### Supplied information
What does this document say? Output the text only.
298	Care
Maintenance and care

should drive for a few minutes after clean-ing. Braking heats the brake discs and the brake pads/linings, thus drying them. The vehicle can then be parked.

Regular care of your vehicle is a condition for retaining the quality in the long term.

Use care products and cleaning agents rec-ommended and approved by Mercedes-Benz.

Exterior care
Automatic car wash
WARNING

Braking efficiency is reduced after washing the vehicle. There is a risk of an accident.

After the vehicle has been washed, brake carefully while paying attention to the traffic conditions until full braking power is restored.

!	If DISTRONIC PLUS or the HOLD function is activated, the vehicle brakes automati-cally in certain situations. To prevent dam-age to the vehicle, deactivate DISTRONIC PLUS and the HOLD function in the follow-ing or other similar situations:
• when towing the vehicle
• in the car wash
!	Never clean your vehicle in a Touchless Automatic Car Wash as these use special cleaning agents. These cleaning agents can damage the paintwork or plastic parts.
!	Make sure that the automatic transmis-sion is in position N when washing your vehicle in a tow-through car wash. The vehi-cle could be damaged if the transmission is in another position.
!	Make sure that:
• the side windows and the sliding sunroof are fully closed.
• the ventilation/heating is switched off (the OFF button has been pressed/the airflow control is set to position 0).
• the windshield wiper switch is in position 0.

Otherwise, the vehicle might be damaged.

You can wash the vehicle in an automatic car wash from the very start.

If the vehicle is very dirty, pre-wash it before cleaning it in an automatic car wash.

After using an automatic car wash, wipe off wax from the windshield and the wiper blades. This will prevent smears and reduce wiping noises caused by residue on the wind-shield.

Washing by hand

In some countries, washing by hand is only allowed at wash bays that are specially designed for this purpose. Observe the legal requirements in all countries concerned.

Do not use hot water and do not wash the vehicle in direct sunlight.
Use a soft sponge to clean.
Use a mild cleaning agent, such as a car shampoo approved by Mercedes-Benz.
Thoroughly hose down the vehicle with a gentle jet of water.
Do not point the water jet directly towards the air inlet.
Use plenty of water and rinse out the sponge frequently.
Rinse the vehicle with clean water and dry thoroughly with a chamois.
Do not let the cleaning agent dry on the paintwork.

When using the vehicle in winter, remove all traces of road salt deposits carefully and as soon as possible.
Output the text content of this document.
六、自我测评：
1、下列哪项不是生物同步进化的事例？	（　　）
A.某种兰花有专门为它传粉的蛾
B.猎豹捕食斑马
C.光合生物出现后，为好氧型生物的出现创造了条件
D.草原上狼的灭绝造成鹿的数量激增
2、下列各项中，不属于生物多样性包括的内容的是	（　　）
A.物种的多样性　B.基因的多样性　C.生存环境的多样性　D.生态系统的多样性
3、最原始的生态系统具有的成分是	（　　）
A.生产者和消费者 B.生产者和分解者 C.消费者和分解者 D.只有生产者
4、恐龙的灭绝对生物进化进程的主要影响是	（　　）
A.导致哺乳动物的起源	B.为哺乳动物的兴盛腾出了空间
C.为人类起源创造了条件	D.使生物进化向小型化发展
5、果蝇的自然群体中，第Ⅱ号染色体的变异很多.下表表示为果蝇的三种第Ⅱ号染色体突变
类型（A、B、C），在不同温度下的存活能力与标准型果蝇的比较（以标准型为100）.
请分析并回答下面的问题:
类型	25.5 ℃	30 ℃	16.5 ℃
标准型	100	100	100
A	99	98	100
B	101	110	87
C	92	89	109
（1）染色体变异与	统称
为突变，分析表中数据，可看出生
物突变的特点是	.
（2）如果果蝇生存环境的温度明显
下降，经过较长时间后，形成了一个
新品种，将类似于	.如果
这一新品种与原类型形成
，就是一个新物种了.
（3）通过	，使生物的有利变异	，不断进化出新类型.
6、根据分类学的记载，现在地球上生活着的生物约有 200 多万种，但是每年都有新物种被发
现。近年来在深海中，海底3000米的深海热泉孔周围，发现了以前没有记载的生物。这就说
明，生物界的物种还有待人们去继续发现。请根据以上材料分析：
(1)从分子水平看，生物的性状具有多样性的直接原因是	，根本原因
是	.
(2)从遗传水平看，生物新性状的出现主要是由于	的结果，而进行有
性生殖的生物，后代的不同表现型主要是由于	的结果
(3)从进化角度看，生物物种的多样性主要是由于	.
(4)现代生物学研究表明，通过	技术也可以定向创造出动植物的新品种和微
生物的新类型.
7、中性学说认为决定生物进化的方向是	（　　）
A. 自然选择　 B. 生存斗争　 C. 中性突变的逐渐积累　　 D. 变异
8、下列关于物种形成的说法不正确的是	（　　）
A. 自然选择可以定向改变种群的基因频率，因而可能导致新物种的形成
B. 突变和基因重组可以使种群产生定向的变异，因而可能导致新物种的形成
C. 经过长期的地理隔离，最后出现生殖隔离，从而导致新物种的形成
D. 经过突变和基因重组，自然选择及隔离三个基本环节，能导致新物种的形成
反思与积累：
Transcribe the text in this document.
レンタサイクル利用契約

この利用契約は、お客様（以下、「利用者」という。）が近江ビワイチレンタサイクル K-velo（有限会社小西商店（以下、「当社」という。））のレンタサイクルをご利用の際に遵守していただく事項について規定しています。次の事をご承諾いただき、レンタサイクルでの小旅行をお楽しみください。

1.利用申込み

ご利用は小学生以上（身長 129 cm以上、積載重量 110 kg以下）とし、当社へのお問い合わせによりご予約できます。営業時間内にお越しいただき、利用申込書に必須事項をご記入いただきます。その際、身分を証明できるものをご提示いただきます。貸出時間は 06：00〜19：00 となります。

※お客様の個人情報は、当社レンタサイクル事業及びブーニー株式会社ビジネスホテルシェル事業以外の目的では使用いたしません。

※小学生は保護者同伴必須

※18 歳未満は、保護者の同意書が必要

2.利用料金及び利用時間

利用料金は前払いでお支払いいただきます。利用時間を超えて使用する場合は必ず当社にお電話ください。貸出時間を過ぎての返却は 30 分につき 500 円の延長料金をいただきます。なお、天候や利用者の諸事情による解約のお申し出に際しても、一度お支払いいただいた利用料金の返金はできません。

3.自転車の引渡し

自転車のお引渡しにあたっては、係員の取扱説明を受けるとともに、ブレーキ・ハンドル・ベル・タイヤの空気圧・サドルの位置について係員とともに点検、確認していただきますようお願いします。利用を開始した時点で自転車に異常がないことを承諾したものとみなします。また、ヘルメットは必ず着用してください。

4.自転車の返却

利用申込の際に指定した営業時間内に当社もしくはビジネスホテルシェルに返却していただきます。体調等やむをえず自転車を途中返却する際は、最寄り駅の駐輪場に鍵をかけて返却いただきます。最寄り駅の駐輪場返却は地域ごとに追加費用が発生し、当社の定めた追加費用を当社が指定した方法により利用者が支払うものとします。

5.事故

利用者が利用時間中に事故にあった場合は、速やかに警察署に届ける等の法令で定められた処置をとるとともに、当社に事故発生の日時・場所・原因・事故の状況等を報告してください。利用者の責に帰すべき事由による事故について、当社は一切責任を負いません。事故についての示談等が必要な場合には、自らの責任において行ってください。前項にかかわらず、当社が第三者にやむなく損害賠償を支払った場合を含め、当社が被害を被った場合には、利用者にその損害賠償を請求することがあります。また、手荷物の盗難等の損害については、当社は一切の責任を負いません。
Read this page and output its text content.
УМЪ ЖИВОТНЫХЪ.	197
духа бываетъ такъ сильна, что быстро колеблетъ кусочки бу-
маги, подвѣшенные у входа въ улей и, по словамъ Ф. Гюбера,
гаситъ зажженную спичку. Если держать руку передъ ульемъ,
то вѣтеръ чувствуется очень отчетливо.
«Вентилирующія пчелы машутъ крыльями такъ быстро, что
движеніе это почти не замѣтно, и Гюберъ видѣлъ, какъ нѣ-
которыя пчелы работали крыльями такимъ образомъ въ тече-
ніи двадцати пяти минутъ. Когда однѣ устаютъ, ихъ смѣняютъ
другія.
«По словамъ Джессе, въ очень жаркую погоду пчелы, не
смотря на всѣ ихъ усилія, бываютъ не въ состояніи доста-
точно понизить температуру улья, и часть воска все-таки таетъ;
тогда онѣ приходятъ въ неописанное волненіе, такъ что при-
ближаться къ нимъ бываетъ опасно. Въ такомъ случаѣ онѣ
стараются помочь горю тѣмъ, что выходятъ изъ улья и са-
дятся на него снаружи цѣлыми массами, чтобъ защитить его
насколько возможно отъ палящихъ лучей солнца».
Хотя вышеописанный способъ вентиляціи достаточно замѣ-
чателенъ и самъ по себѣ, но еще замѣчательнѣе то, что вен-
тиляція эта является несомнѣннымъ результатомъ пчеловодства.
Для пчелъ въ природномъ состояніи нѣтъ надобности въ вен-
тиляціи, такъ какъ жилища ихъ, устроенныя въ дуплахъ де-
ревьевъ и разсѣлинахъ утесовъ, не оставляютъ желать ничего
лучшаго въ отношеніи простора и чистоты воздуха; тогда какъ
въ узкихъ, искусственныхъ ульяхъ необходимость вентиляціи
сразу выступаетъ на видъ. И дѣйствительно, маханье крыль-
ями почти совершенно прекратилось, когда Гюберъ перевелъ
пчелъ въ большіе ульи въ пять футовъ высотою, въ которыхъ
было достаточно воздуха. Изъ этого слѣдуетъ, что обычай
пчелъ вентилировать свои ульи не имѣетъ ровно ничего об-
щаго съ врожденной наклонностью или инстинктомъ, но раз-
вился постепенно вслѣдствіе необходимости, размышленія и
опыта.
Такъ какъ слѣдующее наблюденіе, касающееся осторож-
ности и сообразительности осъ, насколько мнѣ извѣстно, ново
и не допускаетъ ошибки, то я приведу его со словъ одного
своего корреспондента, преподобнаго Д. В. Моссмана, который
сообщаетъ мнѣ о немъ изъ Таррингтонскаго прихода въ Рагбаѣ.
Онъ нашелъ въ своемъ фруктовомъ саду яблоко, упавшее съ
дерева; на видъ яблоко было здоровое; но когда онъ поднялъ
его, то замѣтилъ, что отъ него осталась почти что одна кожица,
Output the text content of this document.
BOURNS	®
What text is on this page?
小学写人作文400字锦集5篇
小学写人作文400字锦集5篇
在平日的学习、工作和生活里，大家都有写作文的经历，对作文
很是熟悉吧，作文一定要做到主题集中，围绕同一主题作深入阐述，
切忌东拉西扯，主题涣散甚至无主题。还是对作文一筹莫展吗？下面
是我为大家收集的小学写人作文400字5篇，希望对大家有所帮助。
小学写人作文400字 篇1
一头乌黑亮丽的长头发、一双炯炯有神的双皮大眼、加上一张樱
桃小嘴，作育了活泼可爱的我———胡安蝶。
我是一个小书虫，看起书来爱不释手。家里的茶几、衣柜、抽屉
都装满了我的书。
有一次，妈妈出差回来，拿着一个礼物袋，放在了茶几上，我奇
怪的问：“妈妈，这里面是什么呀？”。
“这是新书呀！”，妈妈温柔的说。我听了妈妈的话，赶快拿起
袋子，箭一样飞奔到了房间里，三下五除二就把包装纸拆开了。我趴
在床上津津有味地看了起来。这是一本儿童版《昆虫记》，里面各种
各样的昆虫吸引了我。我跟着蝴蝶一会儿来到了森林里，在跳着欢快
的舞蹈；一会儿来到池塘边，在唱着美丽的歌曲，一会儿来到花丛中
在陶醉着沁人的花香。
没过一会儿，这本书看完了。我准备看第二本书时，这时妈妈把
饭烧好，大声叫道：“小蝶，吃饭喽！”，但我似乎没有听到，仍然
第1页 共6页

### What you need to do
Show each line of the data that contains the string "sponge".

### Finished answer
Use a soft sponge to clean.
Use plenty of water and rinse out the sponge frequently.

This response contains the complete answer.